→ To do
Search the entries for the word "text" and pull out each line that has it.

→ Task inputs

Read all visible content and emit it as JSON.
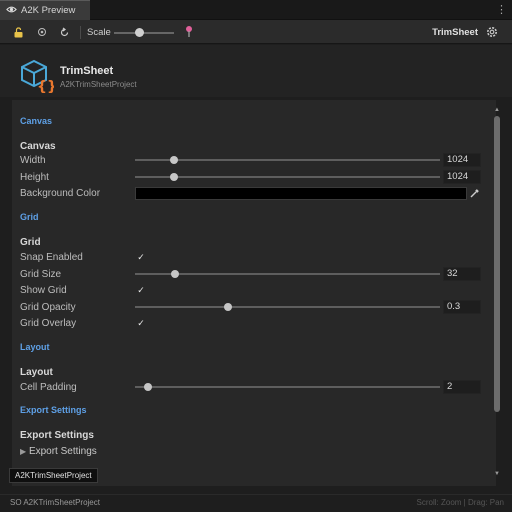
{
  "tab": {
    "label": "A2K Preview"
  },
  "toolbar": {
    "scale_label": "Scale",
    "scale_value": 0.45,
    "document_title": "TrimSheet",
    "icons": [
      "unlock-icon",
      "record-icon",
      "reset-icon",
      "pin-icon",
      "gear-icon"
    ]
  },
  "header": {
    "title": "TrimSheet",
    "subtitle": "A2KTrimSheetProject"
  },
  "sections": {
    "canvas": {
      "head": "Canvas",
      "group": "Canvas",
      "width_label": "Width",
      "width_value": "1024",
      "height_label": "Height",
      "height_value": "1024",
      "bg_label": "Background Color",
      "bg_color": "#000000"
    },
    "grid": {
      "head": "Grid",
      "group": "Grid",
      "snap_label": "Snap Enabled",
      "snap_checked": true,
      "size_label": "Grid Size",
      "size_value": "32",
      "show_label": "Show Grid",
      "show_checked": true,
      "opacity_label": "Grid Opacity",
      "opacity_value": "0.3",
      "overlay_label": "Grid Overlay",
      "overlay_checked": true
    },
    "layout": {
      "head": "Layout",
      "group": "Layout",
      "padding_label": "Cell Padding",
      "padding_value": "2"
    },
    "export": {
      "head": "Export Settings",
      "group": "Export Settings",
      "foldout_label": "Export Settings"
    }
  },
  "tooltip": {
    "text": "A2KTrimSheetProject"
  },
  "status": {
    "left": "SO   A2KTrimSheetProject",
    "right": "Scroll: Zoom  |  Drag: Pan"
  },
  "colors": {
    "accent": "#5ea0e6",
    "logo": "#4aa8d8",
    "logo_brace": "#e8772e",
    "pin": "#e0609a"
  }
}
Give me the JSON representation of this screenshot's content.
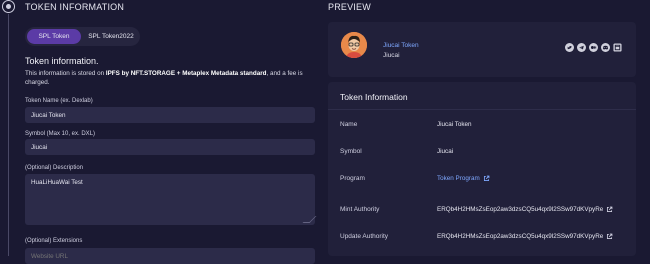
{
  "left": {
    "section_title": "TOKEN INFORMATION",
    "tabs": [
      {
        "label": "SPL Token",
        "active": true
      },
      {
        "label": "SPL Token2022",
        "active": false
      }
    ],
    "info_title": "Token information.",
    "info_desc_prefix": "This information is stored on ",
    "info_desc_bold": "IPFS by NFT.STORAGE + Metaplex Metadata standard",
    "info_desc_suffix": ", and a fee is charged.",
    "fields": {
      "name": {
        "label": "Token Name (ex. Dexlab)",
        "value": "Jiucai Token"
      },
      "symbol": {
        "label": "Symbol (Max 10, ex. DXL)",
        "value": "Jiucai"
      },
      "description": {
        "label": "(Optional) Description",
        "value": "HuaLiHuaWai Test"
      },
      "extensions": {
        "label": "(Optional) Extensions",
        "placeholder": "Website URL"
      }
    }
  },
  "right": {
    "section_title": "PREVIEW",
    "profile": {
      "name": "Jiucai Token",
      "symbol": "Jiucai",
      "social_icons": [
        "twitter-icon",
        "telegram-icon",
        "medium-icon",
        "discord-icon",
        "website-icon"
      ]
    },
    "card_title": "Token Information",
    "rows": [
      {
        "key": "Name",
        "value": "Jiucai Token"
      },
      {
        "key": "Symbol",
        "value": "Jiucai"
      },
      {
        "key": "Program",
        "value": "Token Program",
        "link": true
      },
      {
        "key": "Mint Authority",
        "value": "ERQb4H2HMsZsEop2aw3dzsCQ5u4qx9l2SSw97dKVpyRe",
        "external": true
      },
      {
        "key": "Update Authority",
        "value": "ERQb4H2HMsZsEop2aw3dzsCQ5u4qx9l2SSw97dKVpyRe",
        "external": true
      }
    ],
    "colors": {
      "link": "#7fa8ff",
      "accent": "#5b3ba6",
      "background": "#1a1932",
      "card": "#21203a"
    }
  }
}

---

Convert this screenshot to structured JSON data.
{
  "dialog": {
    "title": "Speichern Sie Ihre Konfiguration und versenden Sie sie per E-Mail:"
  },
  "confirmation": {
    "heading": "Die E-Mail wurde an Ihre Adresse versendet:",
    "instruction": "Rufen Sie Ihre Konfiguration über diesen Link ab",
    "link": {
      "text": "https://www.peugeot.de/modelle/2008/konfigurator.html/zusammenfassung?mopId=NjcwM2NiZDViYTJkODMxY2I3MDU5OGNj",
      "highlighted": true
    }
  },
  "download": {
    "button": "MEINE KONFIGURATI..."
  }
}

→ In response
    "text": "A2KTrimSheetProject"
      "text": "https://www.peugeot.de/modelle/2008/konfigurator.html/zusammenfassung?mopId=NjcwM2NiZDViYTJkODMxY2I3MDU5OGNj",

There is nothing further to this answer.